[Entries from a visual dataset]
** START **

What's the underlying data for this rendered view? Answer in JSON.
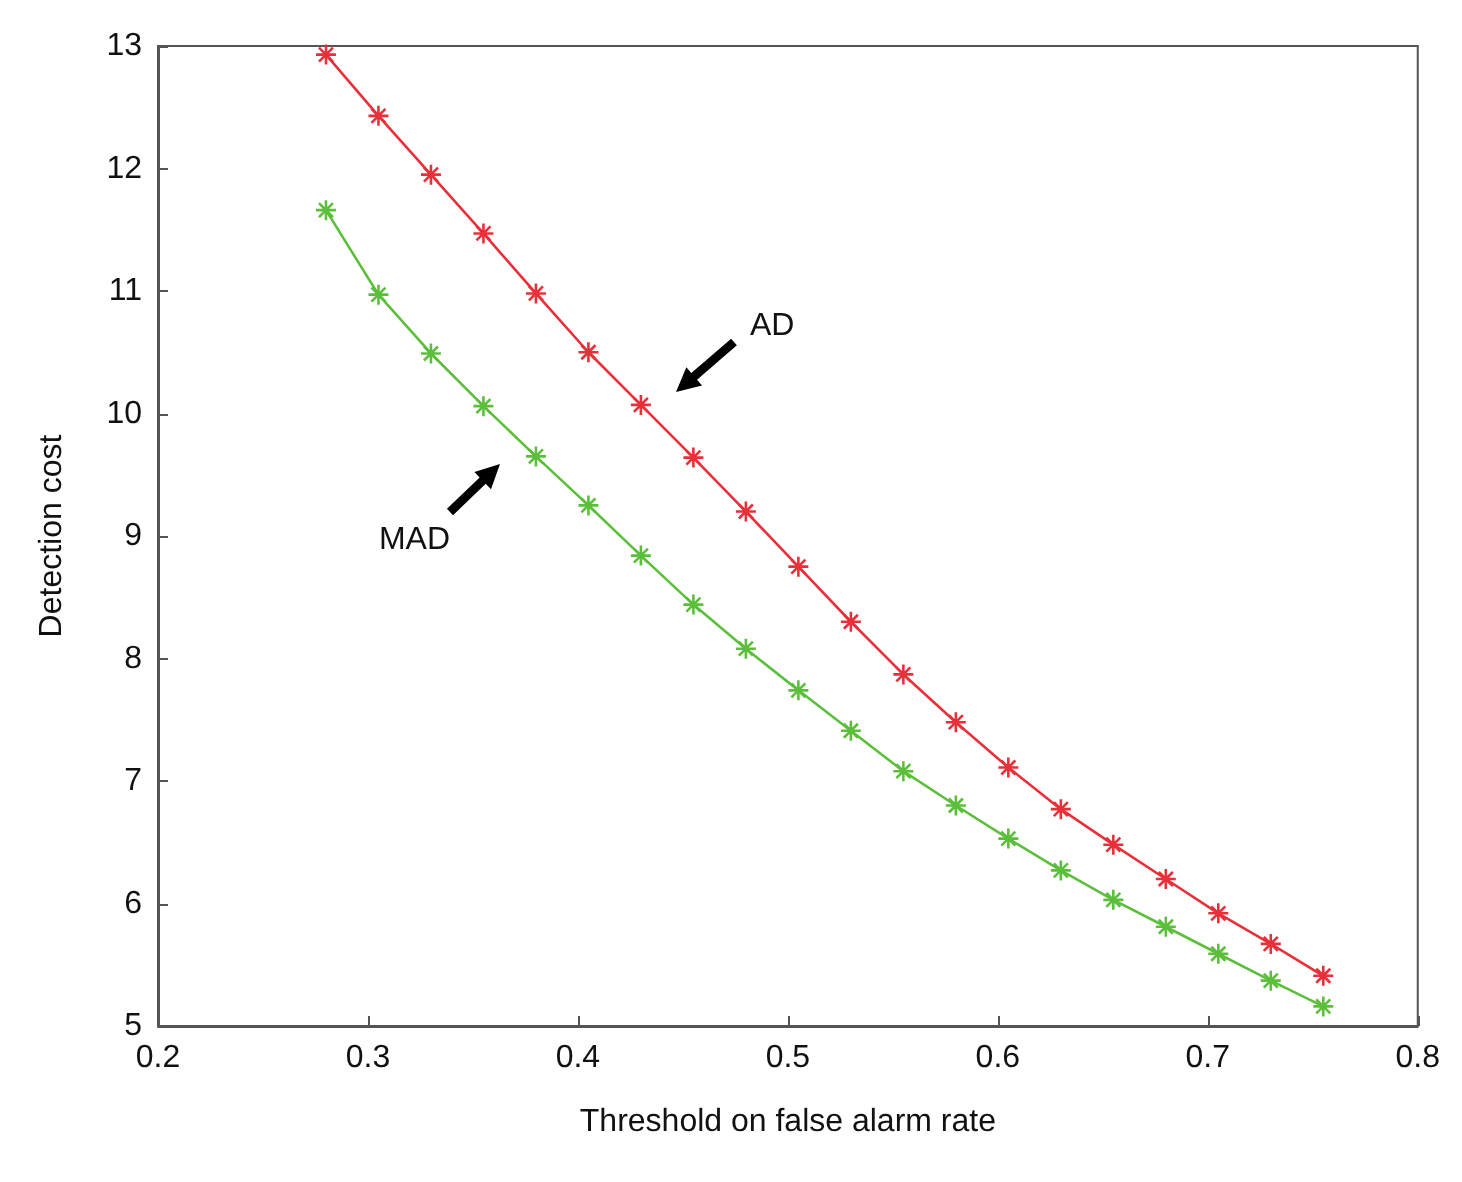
{
  "chart_data": {
    "type": "line",
    "xlabel": "Threshold on false alarm rate",
    "ylabel": "Detection cost",
    "x": [
      0.28,
      0.305,
      0.33,
      0.355,
      0.38,
      0.405,
      0.43,
      0.455,
      0.48,
      0.505,
      0.53,
      0.555,
      0.58,
      0.605,
      0.63,
      0.655,
      0.68,
      0.705,
      0.73,
      0.755
    ],
    "series": [
      {
        "color": "#e8303a",
        "values": [
          12.93,
          12.43,
          11.95,
          11.47,
          10.98,
          10.5,
          10.07,
          9.64,
          9.2,
          8.75,
          8.3,
          7.87,
          7.48,
          7.11,
          6.77,
          6.48,
          6.2,
          5.92,
          5.67,
          5.41
        ]
      },
      {
        "color": "#5cbf3c",
        "values": [
          11.66,
          10.97,
          10.49,
          10.06,
          9.65,
          9.25,
          8.84,
          8.44,
          8.08,
          7.74,
          7.41,
          7.08,
          6.8,
          6.53,
          6.27,
          6.03,
          5.81,
          5.59,
          5.37,
          5.16
        ]
      }
    ],
    "annotations": [
      "AD",
      "MAD"
    ],
    "xlim": [
      0.2,
      0.8
    ],
    "xticks": [
      0.2,
      0.3,
      0.4,
      0.5,
      0.6,
      0.7,
      0.8
    ],
    "ylim": [
      5,
      13
    ],
    "yticks": [
      5,
      6,
      7,
      8,
      9,
      10,
      11,
      12,
      13
    ],
    "grid": false,
    "marker": "cross",
    "line_style": "solid"
  }
}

** END **

▶ _Given instruction_
Write the listing above out again exactly, dropping each image.

▶ _Worked solution_
What's the underlying data for this rendered view? Answer in JSON.
{
  "chart_data": {
    "type": "line",
    "xlabel": "Threshold on false alarm rate",
    "ylabel": "Detection cost",
    "x": [
      0.28,
      0.305,
      0.33,
      0.355,
      0.38,
      0.405,
      0.43,
      0.455,
      0.48,
      0.505,
      0.53,
      0.555,
      0.58,
      0.605,
      0.63,
      0.655,
      0.68,
      0.705,
      0.73,
      0.755
    ],
    "series": [
      {
        "color": "#e8303a",
        "values": [
          12.93,
          12.43,
          11.95,
          11.47,
          10.98,
          10.5,
          10.07,
          9.64,
          9.2,
          8.75,
          8.3,
          7.87,
          7.48,
          7.11,
          6.77,
          6.48,
          6.2,
          5.92,
          5.67,
          5.41
        ]
      },
      {
        "color": "#5cbf3c",
        "values": [
          11.66,
          10.97,
          10.49,
          10.06,
          9.65,
          9.25,
          8.84,
          8.44,
          8.08,
          7.74,
          7.41,
          7.08,
          6.8,
          6.53,
          6.27,
          6.03,
          5.81,
          5.59,
          5.37,
          5.16
        ]
      }
    ],
    "annotations": [
      "AD",
      "MAD"
    ],
    "xlim": [
      0.2,
      0.8
    ],
    "xticks": [
      0.2,
      0.3,
      0.4,
      0.5,
      0.6,
      0.7,
      0.8
    ],
    "ylim": [
      5,
      13
    ],
    "yticks": [
      5,
      6,
      7,
      8,
      9,
      10,
      11,
      12,
      13
    ],
    "grid": false,
    "marker": "cross",
    "line_style": "solid"
  }
}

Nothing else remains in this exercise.